■ MATERIAL TO PROCESS
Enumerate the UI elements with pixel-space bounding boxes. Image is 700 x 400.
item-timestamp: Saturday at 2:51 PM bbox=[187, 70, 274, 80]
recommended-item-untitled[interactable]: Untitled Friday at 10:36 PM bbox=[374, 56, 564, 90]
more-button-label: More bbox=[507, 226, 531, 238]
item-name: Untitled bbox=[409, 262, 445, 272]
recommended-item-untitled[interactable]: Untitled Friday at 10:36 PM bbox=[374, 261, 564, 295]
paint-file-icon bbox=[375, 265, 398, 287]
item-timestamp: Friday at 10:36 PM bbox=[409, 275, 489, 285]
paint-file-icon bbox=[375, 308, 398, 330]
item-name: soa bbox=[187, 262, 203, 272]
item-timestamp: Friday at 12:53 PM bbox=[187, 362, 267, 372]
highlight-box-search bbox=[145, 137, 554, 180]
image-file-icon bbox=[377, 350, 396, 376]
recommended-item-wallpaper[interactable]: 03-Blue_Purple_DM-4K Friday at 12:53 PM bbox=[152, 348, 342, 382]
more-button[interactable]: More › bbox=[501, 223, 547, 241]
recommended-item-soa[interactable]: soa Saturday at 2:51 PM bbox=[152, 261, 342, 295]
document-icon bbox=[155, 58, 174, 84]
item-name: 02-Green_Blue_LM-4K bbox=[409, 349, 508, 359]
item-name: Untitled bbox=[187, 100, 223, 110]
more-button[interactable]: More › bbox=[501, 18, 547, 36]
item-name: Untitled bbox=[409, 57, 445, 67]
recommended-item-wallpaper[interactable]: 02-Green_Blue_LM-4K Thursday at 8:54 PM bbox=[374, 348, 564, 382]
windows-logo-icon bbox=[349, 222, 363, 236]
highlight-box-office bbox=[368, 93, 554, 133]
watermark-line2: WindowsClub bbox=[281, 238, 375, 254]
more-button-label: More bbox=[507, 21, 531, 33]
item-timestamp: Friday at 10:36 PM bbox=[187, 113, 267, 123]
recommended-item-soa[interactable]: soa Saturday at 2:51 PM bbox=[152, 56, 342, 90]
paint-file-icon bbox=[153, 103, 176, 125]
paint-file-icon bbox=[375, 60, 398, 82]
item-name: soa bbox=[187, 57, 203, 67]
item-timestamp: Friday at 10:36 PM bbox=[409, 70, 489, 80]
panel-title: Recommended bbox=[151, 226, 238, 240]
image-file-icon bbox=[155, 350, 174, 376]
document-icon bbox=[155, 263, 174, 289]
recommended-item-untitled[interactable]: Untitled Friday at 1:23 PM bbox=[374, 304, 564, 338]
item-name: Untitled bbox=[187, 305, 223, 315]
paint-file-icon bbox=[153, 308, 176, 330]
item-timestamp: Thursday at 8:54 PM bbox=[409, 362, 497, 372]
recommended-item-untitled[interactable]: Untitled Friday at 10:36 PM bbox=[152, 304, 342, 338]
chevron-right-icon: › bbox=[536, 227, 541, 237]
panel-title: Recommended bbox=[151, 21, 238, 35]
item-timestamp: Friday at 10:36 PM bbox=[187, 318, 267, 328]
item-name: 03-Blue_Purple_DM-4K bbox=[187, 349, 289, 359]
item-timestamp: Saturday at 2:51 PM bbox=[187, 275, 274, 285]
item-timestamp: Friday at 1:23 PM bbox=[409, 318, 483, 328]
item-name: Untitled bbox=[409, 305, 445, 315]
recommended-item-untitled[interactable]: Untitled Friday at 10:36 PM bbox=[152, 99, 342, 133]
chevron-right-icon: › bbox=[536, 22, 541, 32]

■ OBJECTIVE
Copy every line above word for word, from the first through the last, keeping each line's characters, spacing and order unchanged.

■ EXERCISE SOLUTION
Enumerate the UI elements with pixel-space bounding boxes. Image is 700 x 400.
item-timestamp: Saturday at 2:51 PM bbox=[187, 70, 274, 80]
recommended-item-untitled[interactable]: Untitled Friday at 10:36 PM bbox=[374, 56, 564, 90]
more-button-label: More bbox=[507, 226, 531, 238]
item-name: Untitled bbox=[409, 262, 445, 272]
recommended-item-untitled[interactable]: Untitled Friday at 10:36 PM bbox=[374, 261, 564, 295]
paint-file-icon bbox=[375, 265, 398, 287]
item-timestamp: Friday at 10:36 PM bbox=[409, 275, 489, 285]
paint-file-icon bbox=[375, 308, 398, 330]
item-name: soa bbox=[187, 262, 203, 272]
item-timestamp: Friday at 12:53 PM bbox=[187, 362, 267, 372]
highlight-box-search bbox=[145, 137, 554, 180]
image-file-icon bbox=[377, 350, 396, 376]
recommended-item-wallpaper[interactable]: 03-Blue_Purple_DM-4K Friday at 12:53 PM bbox=[152, 348, 342, 382]
more-button[interactable]: More › bbox=[501, 223, 547, 241]
recommended-item-soa[interactable]: soa Saturday at 2:51 PM bbox=[152, 261, 342, 295]
document-icon bbox=[155, 58, 174, 84]
item-name: 02-Green_Blue_LM-4K bbox=[409, 349, 508, 359]
item-name: Untitled bbox=[187, 100, 223, 110]
more-button[interactable]: More › bbox=[501, 18, 547, 36]
item-name: Untitled bbox=[409, 57, 445, 67]
recommended-item-wallpaper[interactable]: 02-Green_Blue_LM-4K Thursday at 8:54 PM bbox=[374, 348, 564, 382]
windows-logo-icon bbox=[349, 222, 363, 236]
highlight-box-office bbox=[368, 93, 554, 133]
watermark-line2: WindowsClub bbox=[281, 238, 375, 254]
more-button-label: More bbox=[507, 21, 531, 33]
item-timestamp: Friday at 10:36 PM bbox=[187, 113, 267, 123]
recommended-item-soa[interactable]: soa Saturday at 2:51 PM bbox=[152, 56, 342, 90]
paint-file-icon bbox=[153, 103, 176, 125]
paint-file-icon bbox=[375, 60, 398, 82]
item-name: soa bbox=[187, 57, 203, 67]
item-timestamp: Friday at 10:36 PM bbox=[409, 70, 489, 80]
panel-title: Recommended bbox=[151, 226, 238, 240]
image-file-icon bbox=[155, 350, 174, 376]
document-icon bbox=[155, 263, 174, 289]
recommended-item-untitled[interactable]: Untitled Friday at 1:23 PM bbox=[374, 304, 564, 338]
item-name: Untitled bbox=[187, 305, 223, 315]
paint-file-icon bbox=[153, 308, 176, 330]
item-timestamp: Thursday at 8:54 PM bbox=[409, 362, 497, 372]
recommended-item-untitled[interactable]: Untitled Friday at 10:36 PM bbox=[152, 304, 342, 338]
chevron-right-icon: › bbox=[536, 227, 541, 237]
panel-title: Recommended bbox=[151, 21, 238, 35]
item-timestamp: Friday at 10:36 PM bbox=[187, 318, 267, 328]
item-name: 03-Blue_Purple_DM-4K bbox=[187, 349, 289, 359]
item-timestamp: Saturday at 2:51 PM bbox=[187, 275, 274, 285]
item-timestamp: Friday at 1:23 PM bbox=[409, 318, 483, 328]
item-name: Untitled bbox=[409, 305, 445, 315]
recommended-item-untitled[interactable]: Untitled Friday at 10:36 PM bbox=[152, 99, 342, 133]
chevron-right-icon: › bbox=[536, 22, 541, 32]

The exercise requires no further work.